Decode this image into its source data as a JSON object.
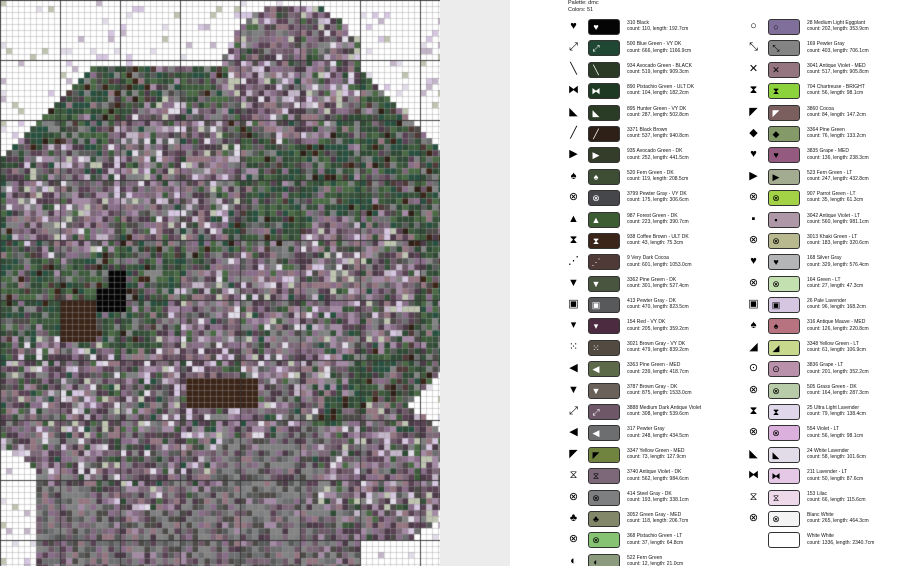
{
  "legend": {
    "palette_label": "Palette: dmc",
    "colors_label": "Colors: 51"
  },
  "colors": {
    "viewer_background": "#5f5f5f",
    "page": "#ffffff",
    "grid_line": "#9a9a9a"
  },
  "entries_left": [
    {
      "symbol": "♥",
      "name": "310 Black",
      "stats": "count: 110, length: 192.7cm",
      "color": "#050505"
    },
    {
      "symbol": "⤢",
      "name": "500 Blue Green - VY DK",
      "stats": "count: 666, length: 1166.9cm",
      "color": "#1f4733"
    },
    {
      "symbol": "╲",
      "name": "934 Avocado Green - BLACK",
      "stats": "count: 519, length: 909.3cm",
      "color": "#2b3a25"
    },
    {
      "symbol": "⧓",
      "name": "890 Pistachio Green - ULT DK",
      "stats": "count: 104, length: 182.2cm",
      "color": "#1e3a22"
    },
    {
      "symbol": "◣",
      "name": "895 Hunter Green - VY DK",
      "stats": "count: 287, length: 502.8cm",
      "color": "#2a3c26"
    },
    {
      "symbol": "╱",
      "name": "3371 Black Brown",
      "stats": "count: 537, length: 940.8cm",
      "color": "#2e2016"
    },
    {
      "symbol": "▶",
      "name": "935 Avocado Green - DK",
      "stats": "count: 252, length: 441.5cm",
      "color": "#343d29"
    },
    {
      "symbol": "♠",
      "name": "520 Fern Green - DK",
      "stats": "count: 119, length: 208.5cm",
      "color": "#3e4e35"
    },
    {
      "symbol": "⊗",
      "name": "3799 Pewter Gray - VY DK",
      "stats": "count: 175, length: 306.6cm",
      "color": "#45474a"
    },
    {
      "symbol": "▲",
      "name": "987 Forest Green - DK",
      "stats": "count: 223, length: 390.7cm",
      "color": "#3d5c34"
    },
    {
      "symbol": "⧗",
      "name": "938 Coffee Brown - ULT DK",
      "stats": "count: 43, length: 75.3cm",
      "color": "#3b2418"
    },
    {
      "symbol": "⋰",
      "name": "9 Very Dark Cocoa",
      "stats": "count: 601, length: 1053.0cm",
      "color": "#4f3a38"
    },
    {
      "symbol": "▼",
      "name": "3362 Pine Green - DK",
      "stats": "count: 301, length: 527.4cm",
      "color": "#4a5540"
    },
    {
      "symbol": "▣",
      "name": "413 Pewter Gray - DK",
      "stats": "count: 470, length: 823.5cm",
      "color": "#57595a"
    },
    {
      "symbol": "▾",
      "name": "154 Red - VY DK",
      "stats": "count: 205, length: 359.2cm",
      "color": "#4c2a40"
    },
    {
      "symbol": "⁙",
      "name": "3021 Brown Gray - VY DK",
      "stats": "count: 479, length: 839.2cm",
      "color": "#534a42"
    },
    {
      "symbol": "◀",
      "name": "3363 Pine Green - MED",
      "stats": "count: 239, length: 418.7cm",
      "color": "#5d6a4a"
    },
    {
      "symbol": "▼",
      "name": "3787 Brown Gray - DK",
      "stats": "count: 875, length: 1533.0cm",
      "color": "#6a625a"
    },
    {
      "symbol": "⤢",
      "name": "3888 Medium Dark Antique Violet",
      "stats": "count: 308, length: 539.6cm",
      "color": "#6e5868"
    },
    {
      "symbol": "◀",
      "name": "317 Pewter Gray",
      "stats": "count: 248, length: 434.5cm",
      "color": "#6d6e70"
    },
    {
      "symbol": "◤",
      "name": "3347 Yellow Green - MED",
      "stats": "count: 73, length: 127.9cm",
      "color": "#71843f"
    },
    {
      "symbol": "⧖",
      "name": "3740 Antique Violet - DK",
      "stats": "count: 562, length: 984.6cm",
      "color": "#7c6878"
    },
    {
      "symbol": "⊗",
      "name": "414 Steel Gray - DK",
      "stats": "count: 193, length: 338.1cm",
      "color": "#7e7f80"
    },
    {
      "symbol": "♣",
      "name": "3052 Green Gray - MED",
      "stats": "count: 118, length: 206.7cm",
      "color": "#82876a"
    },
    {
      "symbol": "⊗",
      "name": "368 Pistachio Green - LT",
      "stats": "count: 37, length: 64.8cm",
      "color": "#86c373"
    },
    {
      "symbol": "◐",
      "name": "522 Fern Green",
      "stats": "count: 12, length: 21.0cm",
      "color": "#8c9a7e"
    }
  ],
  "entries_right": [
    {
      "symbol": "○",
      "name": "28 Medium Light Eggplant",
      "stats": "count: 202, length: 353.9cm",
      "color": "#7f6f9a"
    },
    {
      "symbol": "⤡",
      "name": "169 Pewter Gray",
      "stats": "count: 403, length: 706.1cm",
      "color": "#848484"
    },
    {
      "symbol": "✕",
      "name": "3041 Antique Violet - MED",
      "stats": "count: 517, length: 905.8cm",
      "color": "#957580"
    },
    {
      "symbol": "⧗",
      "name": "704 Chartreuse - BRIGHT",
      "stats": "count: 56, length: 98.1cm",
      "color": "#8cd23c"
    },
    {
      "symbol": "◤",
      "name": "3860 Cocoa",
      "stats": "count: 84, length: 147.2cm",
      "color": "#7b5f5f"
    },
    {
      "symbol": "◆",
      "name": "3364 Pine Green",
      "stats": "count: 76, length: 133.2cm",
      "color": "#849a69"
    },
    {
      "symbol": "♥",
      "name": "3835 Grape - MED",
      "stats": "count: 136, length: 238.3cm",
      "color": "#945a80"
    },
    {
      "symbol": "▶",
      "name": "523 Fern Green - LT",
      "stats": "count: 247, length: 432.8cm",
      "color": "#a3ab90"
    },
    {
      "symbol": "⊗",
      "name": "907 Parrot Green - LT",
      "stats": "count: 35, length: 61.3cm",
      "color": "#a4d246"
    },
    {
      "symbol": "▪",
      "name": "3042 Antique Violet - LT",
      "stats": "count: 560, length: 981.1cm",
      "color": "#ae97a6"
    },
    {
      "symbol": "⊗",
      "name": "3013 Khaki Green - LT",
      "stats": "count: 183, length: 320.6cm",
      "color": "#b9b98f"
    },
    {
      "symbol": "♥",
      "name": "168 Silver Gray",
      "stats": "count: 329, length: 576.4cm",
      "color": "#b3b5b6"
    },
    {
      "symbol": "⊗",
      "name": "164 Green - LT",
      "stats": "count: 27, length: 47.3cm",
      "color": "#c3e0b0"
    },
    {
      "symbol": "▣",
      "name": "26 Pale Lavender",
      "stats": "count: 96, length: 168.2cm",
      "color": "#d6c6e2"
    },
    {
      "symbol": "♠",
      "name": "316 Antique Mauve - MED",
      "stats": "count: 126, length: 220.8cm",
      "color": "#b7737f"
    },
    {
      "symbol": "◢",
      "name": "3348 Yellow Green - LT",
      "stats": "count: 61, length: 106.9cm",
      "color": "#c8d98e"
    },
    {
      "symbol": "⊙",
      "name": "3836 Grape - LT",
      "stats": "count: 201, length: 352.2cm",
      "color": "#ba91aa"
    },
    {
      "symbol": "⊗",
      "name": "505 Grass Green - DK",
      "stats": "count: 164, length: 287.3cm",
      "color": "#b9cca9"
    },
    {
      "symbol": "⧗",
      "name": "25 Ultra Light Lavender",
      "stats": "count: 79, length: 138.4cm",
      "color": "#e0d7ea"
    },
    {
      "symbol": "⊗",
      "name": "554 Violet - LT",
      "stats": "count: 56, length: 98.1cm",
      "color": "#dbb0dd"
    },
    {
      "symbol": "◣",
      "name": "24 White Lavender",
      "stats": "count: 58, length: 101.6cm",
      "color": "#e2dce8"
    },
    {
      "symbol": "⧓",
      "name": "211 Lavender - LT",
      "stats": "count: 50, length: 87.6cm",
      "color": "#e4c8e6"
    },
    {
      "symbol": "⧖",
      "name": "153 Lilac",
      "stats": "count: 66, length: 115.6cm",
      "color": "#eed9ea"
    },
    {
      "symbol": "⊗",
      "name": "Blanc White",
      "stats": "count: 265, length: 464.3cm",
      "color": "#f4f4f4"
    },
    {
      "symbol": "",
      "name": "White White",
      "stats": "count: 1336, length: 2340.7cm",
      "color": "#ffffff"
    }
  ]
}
|---|
▸ **EXERCISE DETAILS**: Copy out the lines in which the string "Medium" appears.

▸ **TASK OUTPUT**:
      "name": "3888 Medium Dark Antique Violet",
      "name": "28 Medium Light Eggplant",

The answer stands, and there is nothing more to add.